WORK REQUIRED - Show only lines that include "color".

TASK INPUT -
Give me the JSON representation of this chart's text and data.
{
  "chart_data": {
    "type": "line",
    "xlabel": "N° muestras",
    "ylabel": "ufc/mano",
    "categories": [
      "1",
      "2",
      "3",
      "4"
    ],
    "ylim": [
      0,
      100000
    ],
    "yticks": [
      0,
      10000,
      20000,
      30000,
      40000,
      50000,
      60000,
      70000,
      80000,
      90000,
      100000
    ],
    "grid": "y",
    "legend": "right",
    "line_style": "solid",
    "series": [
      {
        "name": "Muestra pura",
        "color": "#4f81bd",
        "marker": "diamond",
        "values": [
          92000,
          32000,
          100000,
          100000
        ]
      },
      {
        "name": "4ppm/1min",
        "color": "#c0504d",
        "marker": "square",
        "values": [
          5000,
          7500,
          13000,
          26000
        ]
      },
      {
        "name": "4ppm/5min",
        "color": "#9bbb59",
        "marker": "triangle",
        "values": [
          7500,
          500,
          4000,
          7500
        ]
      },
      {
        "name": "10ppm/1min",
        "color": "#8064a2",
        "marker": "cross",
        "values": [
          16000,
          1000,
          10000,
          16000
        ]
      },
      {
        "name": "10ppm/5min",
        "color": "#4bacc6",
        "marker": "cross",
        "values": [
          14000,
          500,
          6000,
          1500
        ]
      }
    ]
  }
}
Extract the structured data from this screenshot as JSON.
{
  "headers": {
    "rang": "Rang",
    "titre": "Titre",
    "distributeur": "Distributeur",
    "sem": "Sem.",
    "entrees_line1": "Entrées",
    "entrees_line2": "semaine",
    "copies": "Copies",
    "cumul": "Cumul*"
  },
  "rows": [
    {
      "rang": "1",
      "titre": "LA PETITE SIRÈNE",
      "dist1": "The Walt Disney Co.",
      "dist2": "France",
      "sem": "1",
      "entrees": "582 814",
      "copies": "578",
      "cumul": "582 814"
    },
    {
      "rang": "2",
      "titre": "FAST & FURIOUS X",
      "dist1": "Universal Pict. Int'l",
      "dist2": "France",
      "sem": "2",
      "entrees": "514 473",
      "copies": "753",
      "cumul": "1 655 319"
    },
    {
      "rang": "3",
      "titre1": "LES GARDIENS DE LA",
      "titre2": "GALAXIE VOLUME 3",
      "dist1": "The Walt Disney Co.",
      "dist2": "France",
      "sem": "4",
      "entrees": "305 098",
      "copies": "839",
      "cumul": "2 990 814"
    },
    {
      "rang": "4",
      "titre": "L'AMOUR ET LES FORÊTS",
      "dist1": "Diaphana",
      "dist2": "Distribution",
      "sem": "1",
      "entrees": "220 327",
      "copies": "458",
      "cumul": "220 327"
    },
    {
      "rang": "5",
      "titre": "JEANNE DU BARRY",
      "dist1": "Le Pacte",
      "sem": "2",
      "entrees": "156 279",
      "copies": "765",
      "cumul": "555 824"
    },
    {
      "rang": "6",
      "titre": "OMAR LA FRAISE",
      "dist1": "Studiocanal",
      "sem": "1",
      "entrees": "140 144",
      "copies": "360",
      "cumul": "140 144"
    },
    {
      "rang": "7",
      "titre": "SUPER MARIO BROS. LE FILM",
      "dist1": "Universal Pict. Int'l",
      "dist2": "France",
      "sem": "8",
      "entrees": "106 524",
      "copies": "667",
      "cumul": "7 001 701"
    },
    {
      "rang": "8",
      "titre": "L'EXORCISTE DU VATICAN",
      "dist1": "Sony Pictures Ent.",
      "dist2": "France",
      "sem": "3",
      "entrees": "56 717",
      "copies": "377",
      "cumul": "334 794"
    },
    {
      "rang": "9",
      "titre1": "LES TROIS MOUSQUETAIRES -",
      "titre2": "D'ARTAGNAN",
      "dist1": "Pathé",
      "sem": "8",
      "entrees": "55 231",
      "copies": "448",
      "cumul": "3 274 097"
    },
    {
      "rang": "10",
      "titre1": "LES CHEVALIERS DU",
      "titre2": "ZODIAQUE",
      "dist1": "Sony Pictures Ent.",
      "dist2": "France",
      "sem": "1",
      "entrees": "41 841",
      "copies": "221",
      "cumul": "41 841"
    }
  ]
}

EXERCISE OUTPUT -
        "color": "#4f81bd",
        "color": "#c0504d",
        "color": "#9bbb59",
        "color": "#8064a2",
        "color": "#4bacc6",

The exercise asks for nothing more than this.